# Extrait fourni
○ ○ ○ ○ ○ ○ ○

La scène du pauvre, dans Don Juan de Molière, est restée célèbre parce qu’elle manifeste le détournement de la charité chrétienne. Le « grand seigneur méchant homme » propose en effet au pauvre de lui faire l’aumône contre un juron. La charité, action désintéressée par principe, est ici tournée en dérision, ce qui peut être vu comme une façon pour Molière de montrer à quel point l’action désintéressée n’existe jamais véritablement.

Peut-on en ce sens défendre l’idée même de désintéressement ? Si une action procède par principe de la volonté de faire une chose plutôt que rien, il semble contradictoire de penser qu’une action ne répond à aucune finalité intéressée, puisque dans son mobile même l’action mobilise des moyens et « s’intéresse » à la réalisation du but qu’elle vise. Toutefois, il apparaît également que la notion même d’intérêt recouvre plus que celle de but : elle désigne en général le fait que l’action poursuivrait un but égoïste ou particulier, qui impliquerait donc réciproquement la dévalorisation d’autres finalités souvent plus défendables ou avouables. La question de la définition de l’intérêt est donc au centre du problème de ce sujet.

Nous nous attacherons à montrer tout d’abord que concevoir une action désintéressée est contradictoire avec l’essence même de toute action. Cette condamnation du désintérêt ne fait toutefois pas la part des motivations morales et immorales de l’individu. Il semble en effet possible de dire que si toute action a un but, ce but peut ne pas être centré sur la satisfaction de l’intérêt de celui qui agit, ce qui permet alors dans un second temps de défendre la possibilité du désintéressement. Néanmoins, là encore, nous en viendrons à constater que cette défense du désintérêt est réductrice, dans la mesure où il est toujours nécessaire de supposer consciemment et inconsciemment une motivation sous-jacente autre que désintéressée.

○ ○ ○ ○ ○ ○ ○

# Travail demandé
1: Condensez en deux phrases le paragraphe de l'extrait sur le désintéressement qui commence par « La scène du pauvre ». Conservez-en les faits essentiels.
2: Reproduisez à l'identique les lignes des données fournies, depuis la première jusqu'à celle qui contient « battery-avg-point bbox=[222, 276, 229, 283] », cette dernière incluse.

○ ○ ○ ○ ○ ○ ○

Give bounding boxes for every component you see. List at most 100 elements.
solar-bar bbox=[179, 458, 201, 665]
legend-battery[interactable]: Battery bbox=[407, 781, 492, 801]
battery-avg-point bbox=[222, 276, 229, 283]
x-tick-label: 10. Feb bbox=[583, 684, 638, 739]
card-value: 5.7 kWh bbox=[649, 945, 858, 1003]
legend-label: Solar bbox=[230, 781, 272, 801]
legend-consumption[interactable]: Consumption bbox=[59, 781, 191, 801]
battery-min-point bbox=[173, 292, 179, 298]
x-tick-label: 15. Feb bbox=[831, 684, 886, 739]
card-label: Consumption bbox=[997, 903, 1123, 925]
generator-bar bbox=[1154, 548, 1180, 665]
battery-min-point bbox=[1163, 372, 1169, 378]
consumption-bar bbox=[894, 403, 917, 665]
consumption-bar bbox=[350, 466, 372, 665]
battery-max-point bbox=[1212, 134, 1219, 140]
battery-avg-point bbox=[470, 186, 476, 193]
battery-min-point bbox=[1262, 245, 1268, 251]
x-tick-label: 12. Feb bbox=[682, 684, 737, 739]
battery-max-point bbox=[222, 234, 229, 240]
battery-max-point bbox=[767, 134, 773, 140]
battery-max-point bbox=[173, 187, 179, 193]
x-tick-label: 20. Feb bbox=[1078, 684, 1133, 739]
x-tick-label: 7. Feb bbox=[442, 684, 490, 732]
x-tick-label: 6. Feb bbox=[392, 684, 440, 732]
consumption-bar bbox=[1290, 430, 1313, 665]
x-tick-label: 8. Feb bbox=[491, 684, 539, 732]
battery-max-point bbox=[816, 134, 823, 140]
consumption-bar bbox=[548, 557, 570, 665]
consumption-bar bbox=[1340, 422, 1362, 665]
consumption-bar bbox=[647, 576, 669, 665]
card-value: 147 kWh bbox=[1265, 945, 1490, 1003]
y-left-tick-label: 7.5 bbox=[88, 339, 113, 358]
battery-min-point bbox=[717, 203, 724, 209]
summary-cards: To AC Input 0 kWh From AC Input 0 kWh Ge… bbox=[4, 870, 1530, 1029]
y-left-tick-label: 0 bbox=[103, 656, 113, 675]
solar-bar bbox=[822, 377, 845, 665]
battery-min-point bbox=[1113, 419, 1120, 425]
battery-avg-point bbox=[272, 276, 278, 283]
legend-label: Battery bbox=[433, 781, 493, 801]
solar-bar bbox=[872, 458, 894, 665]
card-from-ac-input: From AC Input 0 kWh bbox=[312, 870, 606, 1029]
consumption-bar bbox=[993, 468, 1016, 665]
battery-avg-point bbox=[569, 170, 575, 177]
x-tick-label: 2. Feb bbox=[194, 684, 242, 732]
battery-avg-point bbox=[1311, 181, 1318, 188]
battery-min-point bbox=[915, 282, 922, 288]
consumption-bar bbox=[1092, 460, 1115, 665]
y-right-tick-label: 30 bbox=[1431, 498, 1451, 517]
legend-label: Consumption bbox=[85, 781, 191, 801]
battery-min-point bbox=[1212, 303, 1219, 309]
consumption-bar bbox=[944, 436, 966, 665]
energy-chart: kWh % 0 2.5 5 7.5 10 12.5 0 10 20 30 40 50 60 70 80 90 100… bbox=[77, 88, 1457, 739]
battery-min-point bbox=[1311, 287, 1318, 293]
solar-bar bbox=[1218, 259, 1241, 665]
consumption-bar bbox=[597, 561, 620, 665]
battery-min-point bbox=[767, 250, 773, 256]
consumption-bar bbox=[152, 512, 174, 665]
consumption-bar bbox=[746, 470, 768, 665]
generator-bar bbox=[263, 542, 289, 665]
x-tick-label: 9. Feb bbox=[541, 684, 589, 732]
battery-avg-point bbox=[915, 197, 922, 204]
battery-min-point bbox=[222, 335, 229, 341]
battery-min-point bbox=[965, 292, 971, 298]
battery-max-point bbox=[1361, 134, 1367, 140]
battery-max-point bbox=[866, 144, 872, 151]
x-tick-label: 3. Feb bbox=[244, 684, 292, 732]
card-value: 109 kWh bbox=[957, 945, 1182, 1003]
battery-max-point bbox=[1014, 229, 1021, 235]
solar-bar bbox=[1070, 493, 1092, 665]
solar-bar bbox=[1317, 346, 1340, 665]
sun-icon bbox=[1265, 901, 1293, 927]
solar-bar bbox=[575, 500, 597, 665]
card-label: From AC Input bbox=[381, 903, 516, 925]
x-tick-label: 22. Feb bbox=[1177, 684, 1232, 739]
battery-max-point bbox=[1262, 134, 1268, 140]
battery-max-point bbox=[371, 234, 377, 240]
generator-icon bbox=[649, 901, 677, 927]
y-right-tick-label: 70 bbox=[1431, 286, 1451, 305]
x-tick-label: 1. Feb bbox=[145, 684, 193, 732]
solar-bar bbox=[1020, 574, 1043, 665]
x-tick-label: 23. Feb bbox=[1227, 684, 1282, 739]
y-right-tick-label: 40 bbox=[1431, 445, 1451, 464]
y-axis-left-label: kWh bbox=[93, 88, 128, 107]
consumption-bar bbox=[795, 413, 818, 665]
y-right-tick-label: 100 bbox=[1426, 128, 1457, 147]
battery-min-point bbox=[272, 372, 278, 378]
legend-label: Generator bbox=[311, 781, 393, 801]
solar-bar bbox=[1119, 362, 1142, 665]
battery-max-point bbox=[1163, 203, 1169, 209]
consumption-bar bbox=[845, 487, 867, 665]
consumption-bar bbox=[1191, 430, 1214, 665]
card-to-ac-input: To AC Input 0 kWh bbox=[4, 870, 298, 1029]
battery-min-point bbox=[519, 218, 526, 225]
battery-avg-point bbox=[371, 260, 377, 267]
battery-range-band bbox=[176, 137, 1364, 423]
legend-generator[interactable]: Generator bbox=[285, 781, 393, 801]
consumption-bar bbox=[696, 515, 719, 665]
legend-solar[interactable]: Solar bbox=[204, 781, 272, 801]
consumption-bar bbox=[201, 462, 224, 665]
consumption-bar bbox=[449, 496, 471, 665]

○ ○ ○ ○ ○ ○ ○

# Réponses attendues
1: Dans Don Juan de Molière, la scène du pauvre est célèbre parce qu'elle détourne la charité chrétienne : le « grand seigneur méchant homme » propose au pauvre l'aumône en échange d'un juron. La charité, désintéressée par principe, y est tournée en dérision, ce qui peut être vu comme une façon pour Molière de montrer que l'action désintéressée n'existe jamais véritablement.

2:
Give bounding boxes for every component you see. List at most 100 elements.
solar-bar bbox=[179, 458, 201, 665]
legend-battery[interactable]: Battery bbox=[407, 781, 492, 801]
battery-avg-point bbox=[222, 276, 229, 283]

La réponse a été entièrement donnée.